Drop every picture and give the entries back exactly.

+++ RAW RECORDS

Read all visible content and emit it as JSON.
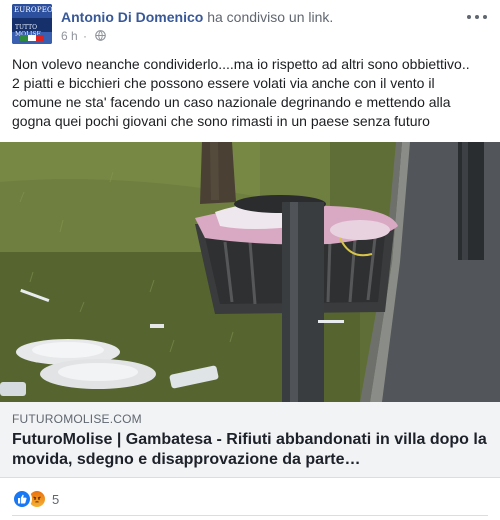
{
  "post": {
    "author": "Antonio Di Domenico",
    "action": "ha condiviso un link.",
    "time": "6 h",
    "privacy_icon": "globe-icon",
    "avatar_text_1": "EUROPEO",
    "avatar_text_2": "TUTTO MOLISE",
    "menu_icon": "more-options-icon",
    "text_lines": [
      "Non volevo neanche condividerlo....ma io rispetto ad altri sono obbiettivo..",
      "2 piatti e bicchieri che possono essere volati via anche con il vento il",
      "comune ne sta' facendo un caso nazionale degrinando e mettendo alla",
      "gogna quei pochi giovani che sono rimasti in un paese senza futuro"
    ]
  },
  "link": {
    "domain": "FUTUROMOLISE.COM",
    "title": "FuturoMolise | Gambatesa - Rifiuti abbandonati in villa dopo la movida, sdegno e disapprovazione da parte…"
  },
  "reactions": {
    "icons": [
      "like-icon",
      "angry-icon"
    ],
    "count": "5"
  },
  "colors": {
    "author": "#385898",
    "secondary_text": "#606770",
    "link_box_bg": "#f2f3f5",
    "like_blue": "#1877f2",
    "angry_orange": "#e9710f"
  }
}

++++++

> **RESPONSE BELOW**
Read all visible content and emit it as JSON.
{
  "post": {
    "author": "Antonio Di Domenico",
    "action": "ha condiviso un link.",
    "time": "6 h",
    "privacy_icon": "globe-icon",
    "avatar_text_1": "EUROPEO",
    "avatar_text_2": "TUTTO MOLISE",
    "menu_icon": "more-options-icon",
    "text_lines": [
      "Non volevo neanche condividerlo....ma io rispetto ad altri sono obbiettivo..",
      "2 piatti e bicchieri che possono essere volati via anche con il vento il",
      "comune ne sta' facendo un caso nazionale degrinando e mettendo alla",
      "gogna quei pochi giovani che sono rimasti in un paese senza futuro"
    ]
  },
  "link": {
    "domain": "FUTUROMOLISE.COM",
    "title": "FuturoMolise | Gambatesa - Rifiuti abbandonati in villa dopo la movida, sdegno e disapprovazione da parte…"
  },
  "reactions": {
    "icons": [
      "like-icon",
      "angry-icon"
    ],
    "count": "5"
  },
  "colors": {
    "author": "#385898",
    "secondary_text": "#606770",
    "link_box_bg": "#f2f3f5",
    "like_blue": "#1877f2",
    "angry_orange": "#e9710f"
  }
}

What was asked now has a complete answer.